*PASSAGE GIVEN*
In summer we were happy with our school, the frequent May walks, picnics, swimming in the "font," and all sorts of summer games and amusements. In winter, school for the days, varied by skating and sliding down hill; the evenings were very short to us, for they were filled with private theatricals, corn-parching and popping, munching apples and walnuts, or making molasses candy, for which a large hook was hung in one of the lower rooms to "pull" the candy into a creamy whiteness.
We had our troubles. We thought them very real in those days; but their chief cause lay in the violation of some necessary rule of discipline. Our meals were served promptly, and the unlucky wight who was an hour behind time was apt to go hungry till the next meal-time. This seemed severe, but it made us prompt and punctual. Sometimes, too, were apt to imagine that some were more favored than others, and that their supply of a dainty exceeded the strict measure of justice.

*GIVEN MATERIAL*
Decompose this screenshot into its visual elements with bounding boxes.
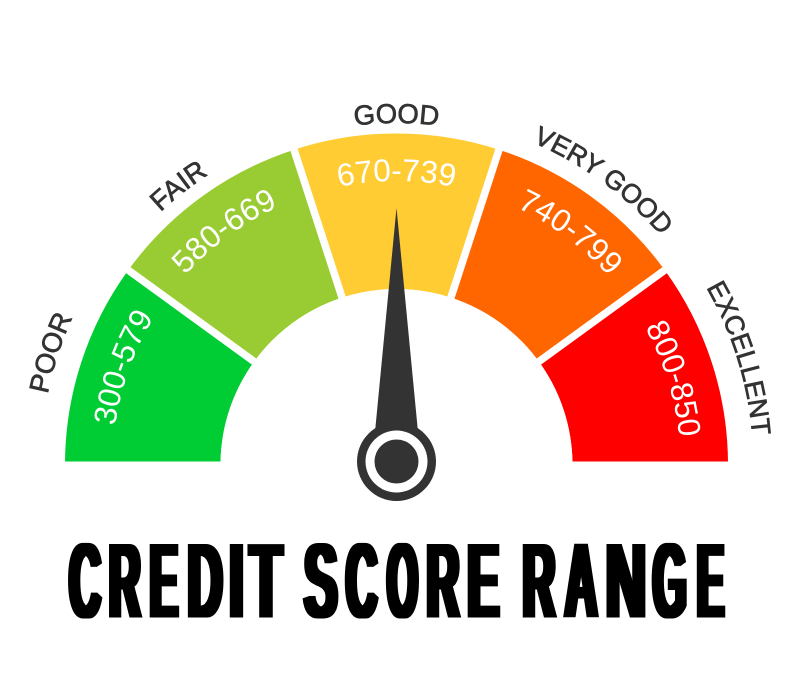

*REQUIRED WORK*
**A)** In the passage about school days, rewrite the section from "In summer we" up to and including "a creamy whiteness.", substituting "chestnuts" for "walnuts".
**B)** Translate this sentence from the passage about school days into Spanish: "This seemed severe, but it made us prompt and punctual."
**C)** Extend the passage about school days, picking up right after its final sentence.

*OUTPUTS BY TASK*
**A)**
In summer we were happy with our school, the frequent May walks, picnics, swimming in the "font," and all sorts of summer games and amusements. In winter, school for the days, varied by skating and sliding down hill; the evenings were very short to us, for they were filled with private theatricals, corn-parching and popping, munching apples and chestnuts, or making molasses candy, for which a large hook was hung in one of the lower rooms to "pull" the candy into a creamy whiteness.

**B)** Esto parecía severo, pero nos hizo diligentes y puntuales.

**C)**
We were so numerous that we seldom went beyond our own home for amusement except to an occasional dancing party or theatre. Instead, we got up theatres and concerts, pantomimes and minstrel shows, with unwearied vigor and fun. Father was seldom so busy that he would not spend an hour or so witnessing the theatrical performance or aiding in the final rites of pulling candy and braiding it into creamy sticks of delicious sweetness….
As a physiological fact, of the fifty-six children born to Brigham Young, not one was halt, lame, or blind, all being perfect in body and of sound mind and intellect; no defects of mind or body save those general ones shared by humanity. The boys are a sound, healthy, industrious, and intelligent group of men, noted everywhere for their integrity and for the excellent care and attention bestowed upon their families. In short, the name Young is a synonym of a good, kind, faithful husband. Among them are lawyers, merchants, a railroad king, a banker, an architect, a civil engineer, and a manufacturer. One of them is a colonel in the United States army, while several have graduated from the Annapolis naval school and from the Ann Arbor law school.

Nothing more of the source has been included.